WRITTEN REQUEST - Repeat every line below exactly as it reads.
┌──
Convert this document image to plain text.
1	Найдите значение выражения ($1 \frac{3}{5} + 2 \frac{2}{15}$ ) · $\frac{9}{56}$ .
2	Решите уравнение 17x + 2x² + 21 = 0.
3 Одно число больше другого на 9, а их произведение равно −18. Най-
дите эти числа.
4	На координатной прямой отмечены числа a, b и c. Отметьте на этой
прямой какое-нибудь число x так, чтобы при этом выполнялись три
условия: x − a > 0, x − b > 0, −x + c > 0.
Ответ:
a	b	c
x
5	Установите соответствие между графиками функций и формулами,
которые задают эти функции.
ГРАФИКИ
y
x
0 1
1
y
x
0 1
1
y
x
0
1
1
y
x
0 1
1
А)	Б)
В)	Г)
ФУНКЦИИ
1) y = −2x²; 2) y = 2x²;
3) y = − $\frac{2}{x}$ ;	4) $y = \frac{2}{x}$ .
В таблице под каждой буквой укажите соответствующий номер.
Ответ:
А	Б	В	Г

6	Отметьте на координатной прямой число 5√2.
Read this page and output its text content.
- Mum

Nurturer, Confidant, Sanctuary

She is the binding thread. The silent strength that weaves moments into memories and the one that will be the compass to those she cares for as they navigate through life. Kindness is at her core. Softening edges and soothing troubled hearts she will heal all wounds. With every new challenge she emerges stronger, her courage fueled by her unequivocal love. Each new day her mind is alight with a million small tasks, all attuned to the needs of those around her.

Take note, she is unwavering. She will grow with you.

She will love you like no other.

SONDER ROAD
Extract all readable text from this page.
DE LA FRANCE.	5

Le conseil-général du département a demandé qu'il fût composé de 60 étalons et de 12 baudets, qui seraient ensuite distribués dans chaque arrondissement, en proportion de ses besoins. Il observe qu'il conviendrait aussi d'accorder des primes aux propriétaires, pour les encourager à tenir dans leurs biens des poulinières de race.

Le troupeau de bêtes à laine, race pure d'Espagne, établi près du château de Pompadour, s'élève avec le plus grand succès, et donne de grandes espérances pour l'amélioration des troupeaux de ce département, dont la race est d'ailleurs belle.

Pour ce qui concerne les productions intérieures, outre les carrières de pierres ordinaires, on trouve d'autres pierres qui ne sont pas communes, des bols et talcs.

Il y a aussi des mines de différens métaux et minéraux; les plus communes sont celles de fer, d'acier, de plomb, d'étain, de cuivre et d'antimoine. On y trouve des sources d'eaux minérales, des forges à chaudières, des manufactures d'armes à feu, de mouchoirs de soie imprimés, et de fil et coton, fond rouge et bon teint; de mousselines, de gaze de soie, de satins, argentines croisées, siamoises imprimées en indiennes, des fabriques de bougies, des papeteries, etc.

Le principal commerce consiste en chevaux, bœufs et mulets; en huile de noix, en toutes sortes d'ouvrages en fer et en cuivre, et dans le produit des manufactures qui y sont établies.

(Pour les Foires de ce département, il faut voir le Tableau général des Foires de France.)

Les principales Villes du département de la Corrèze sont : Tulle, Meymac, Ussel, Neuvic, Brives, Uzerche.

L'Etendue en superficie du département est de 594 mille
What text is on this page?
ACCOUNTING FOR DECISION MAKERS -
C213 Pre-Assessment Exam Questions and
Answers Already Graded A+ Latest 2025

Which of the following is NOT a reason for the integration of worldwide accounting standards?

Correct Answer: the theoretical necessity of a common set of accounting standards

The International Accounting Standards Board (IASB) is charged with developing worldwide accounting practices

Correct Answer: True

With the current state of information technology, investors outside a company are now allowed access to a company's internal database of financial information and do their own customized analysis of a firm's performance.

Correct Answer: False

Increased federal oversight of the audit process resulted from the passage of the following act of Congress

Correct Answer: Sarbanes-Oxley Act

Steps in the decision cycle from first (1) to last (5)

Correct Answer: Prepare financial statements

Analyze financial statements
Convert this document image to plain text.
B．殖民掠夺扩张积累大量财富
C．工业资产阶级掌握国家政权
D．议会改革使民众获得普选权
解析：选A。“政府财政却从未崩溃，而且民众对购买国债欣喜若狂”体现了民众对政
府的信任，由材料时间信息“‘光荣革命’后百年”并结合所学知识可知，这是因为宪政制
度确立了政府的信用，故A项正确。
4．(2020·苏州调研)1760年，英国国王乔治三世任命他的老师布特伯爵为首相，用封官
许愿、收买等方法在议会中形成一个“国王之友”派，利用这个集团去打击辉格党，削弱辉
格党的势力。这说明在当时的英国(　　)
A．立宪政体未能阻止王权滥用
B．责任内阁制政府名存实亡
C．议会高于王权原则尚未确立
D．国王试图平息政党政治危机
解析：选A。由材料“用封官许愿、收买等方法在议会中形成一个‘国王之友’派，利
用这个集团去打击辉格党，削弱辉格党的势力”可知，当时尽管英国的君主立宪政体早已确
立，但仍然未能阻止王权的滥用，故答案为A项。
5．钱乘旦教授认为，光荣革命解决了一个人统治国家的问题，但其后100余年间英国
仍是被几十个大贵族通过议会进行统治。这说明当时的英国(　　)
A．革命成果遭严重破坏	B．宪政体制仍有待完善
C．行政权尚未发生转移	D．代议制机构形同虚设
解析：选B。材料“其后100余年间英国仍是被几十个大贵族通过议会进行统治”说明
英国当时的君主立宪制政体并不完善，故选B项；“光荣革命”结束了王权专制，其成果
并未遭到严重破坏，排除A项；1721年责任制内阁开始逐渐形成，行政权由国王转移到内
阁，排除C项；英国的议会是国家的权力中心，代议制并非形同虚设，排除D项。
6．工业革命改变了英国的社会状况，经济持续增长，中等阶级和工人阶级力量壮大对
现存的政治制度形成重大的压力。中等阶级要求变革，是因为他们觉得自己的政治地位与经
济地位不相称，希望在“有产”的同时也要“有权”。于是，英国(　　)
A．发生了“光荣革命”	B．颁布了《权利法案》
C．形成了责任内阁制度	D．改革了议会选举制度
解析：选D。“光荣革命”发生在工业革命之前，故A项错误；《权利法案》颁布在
└──
WRITTEN RESPONSE -
Convert this document image to plain text.
1	Найдите значение выражения ($1 \frac{3}{5} + 2 \frac{2}{15}$ ) · $\frac{9}{56}$ .
2	Решите уравнение 17x + 2x² + 21 = 0.
3 Одно число больше другого на 9, а их произведение равно −18. Най-
дите эти числа.
4	На координатной прямой отмечены числа a, b и c. Отметьте на этой
прямой какое-нибудь число x так, чтобы при этом выполнялись три
условия: x − a > 0, x − b > 0, −x + c > 0.
Ответ:
a	b	c
x
5	Установите соответствие между графиками функций и формулами,
которые задают эти функции.
ГРАФИКИ
y
x
0 1
1
y
x
0 1
1
y
x
0
1
1
y
x
0 1
1
А)	Б)
В)	Г)
ФУНКЦИИ
1) y = −2x²; 2) y = 2x²;
3) y = − $\frac{2}{x}$ ;	4) $y = \frac{2}{x}$ .
В таблице под каждой буквой укажите соответствующий номер.
Ответ:
А	Б	В	Г

6	Отметьте на координатной прямой число 5√2.
Read this page and output its text content.
- Mum

Nurturer, Confidant, Sanctuary

She is the binding thread. The silent strength that weaves moments into memories and the one that will be the compass to those she cares for as they navigate through life. Kindness is at her core. Softening edges and soothing troubled hearts she will heal all wounds. With every new challenge she emerges stronger, her courage fueled by her unequivocal love. Each new day her mind is alight with a million small tasks, all attuned to the needs of those around her.

Take note, she is unwavering. She will grow with you.

She will love you like no other.

SONDER ROAD
Extract all readable text from this page.
DE LA FRANCE.	5

Le conseil-général du département a demandé qu'il fût composé de 60 étalons et de 12 baudets, qui seraient ensuite distribués dans chaque arrondissement, en proportion de ses besoins. Il observe qu'il conviendrait aussi d'accorder des primes aux propriétaires, pour les encourager à tenir dans leurs biens des poulinières de race.

Le troupeau de bêtes à laine, race pure d'Espagne, établi près du château de Pompadour, s'élève avec le plus grand succès, et donne de grandes espérances pour l'amélioration des troupeaux de ce département, dont la race est d'ailleurs belle.

Pour ce qui concerne les productions intérieures, outre les carrières de pierres ordinaires, on trouve d'autres pierres qui ne sont pas communes, des bols et talcs.

Il y a aussi des mines de différens métaux et minéraux; les plus communes sont celles de fer, d'acier, de plomb, d'étain, de cuivre et d'antimoine. On y trouve des sources d'eaux minérales, des forges à chaudières, des manufactures d'armes à feu, de mouchoirs de soie imprimés, et de fil et coton, fond rouge et bon teint; de mousselines, de gaze de soie, de satins, argentines croisées, siamoises imprimées en indiennes, des fabriques de bougies, des papeteries, etc.

Le principal commerce consiste en chevaux, bœufs et mulets; en huile de noix, en toutes sortes d'ouvrages en fer et en cuivre, et dans le produit des manufactures qui y sont établies.

(Pour les Foires de ce département, il faut voir le Tableau général des Foires de France.)

Les principales Villes du département de la Corrèze sont : Tulle, Meymac, Ussel, Neuvic, Brives, Uzerche.

L'Etendue en superficie du département est de 594 mille
What text is on this page?
ACCOUNTING FOR DECISION MAKERS -
C213 Pre-Assessment Exam Questions and
Answers Already Graded A+ Latest 2025

Which of the following is NOT a reason for the integration of worldwide accounting standards?

Correct Answer: the theoretical necessity of a common set of accounting standards

The International Accounting Standards Board (IASB) is charged with developing worldwide accounting practices

Correct Answer: True

With the current state of information technology, investors outside a company are now allowed access to a company's internal database of financial information and do their own customized analysis of a firm's performance.

Correct Answer: False

Increased federal oversight of the audit process resulted from the passage of the following act of Congress

Correct Answer: Sarbanes-Oxley Act

Steps in the decision cycle from first (1) to last (5)

Correct Answer: Prepare financial statements

Analyze financial statements
Convert this document image to plain text.
B．殖民掠夺扩张积累大量财富
C．工业资产阶级掌握国家政权
D．议会改革使民众获得普选权
解析：选A。“政府财政却从未崩溃，而且民众对购买国债欣喜若狂”体现了民众对政
府的信任，由材料时间信息“‘光荣革命’后百年”并结合所学知识可知，这是因为宪政制
度确立了政府的信用，故A项正确。
4．(2020·苏州调研)1760年，英国国王乔治三世任命他的老师布特伯爵为首相，用封官
许愿、收买等方法在议会中形成一个“国王之友”派，利用这个集团去打击辉格党，削弱辉
格党的势力。这说明在当时的英国(　　)
A．立宪政体未能阻止王权滥用
B．责任内阁制政府名存实亡
C．议会高于王权原则尚未确立
D．国王试图平息政党政治危机
解析：选A。由材料“用封官许愿、收买等方法在议会中形成一个‘国王之友’派，利
用这个集团去打击辉格党，削弱辉格党的势力”可知，当时尽管英国的君主立宪政体早已确
立，但仍然未能阻止王权的滥用，故答案为A项。
5．钱乘旦教授认为，光荣革命解决了一个人统治国家的问题，但其后100余年间英国
仍是被几十个大贵族通过议会进行统治。这说明当时的英国(　　)
A．革命成果遭严重破坏	B．宪政体制仍有待完善
C．行政权尚未发生转移	D．代议制机构形同虚设
解析：选B。材料“其后100余年间英国仍是被几十个大贵族通过议会进行统治”说明
英国当时的君主立宪制政体并不完善，故选B项；“光荣革命”结束了王权专制，其成果
并未遭到严重破坏，排除A项；1721年责任制内阁开始逐渐形成，行政权由国王转移到内
阁，排除C项；英国的议会是国家的权力中心，代议制并非形同虚设，排除D项。
6．工业革命改变了英国的社会状况，经济持续增长，中等阶级和工人阶级力量壮大对
现存的政治制度形成重大的压力。中等阶级要求变革，是因为他们觉得自己的政治地位与经
济地位不相称，希望在“有产”的同时也要“有权”。于是，英国(　　)
A．发生了“光荣革命”	B．颁布了《权利法案》
C．形成了责任内阁制度	D．改革了议会选举制度
解析：选D。“光荣革命”发生在工业革命之前，故A项错误；《权利法案》颁布在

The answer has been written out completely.